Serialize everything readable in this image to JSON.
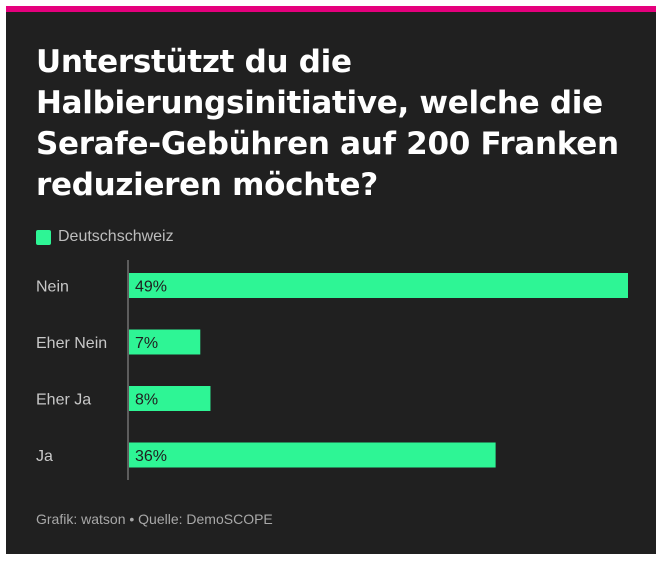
{
  "title": "Unterstützt du die Halbierungsinitiative, welche die Serafe-Gebühren auf 200 Franken reduzieren möchte?",
  "footer": "Grafik: watson • Quelle: DemoSCOPE",
  "colors": {
    "accent_bar": "#e5007d",
    "background": "#202020",
    "series": "#2ef595"
  },
  "chart_data": {
    "type": "bar",
    "orientation": "horizontal",
    "categories": [
      "Nein",
      "Eher Nein",
      "Eher Ja",
      "Ja"
    ],
    "series": [
      {
        "name": "Deutschschweiz",
        "values": [
          49,
          7,
          8,
          36
        ]
      }
    ],
    "data_labels": [
      "49%",
      "7%",
      "8%",
      "36%"
    ],
    "xlim": [
      0,
      49
    ],
    "legend_position": "top-left",
    "grid": false
  }
}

• [TASK]: Extract the full listing exactly, with the pictures left out.

• [ANSWER IN FULL]:
Serialize everything readable in this image to JSON.
{
  "title": "Unterstützt du die Halbierungsinitiative, welche die Serafe-Gebühren auf 200 Franken reduzieren möchte?",
  "footer": "Grafik: watson • Quelle: DemoSCOPE",
  "colors": {
    "accent_bar": "#e5007d",
    "background": "#202020",
    "series": "#2ef595"
  },
  "chart_data": {
    "type": "bar",
    "orientation": "horizontal",
    "categories": [
      "Nein",
      "Eher Nein",
      "Eher Ja",
      "Ja"
    ],
    "series": [
      {
        "name": "Deutschschweiz",
        "values": [
          49,
          7,
          8,
          36
        ]
      }
    ],
    "data_labels": [
      "49%",
      "7%",
      "8%",
      "36%"
    ],
    "xlim": [
      0,
      49
    ],
    "legend_position": "top-left",
    "grid": false
  }
}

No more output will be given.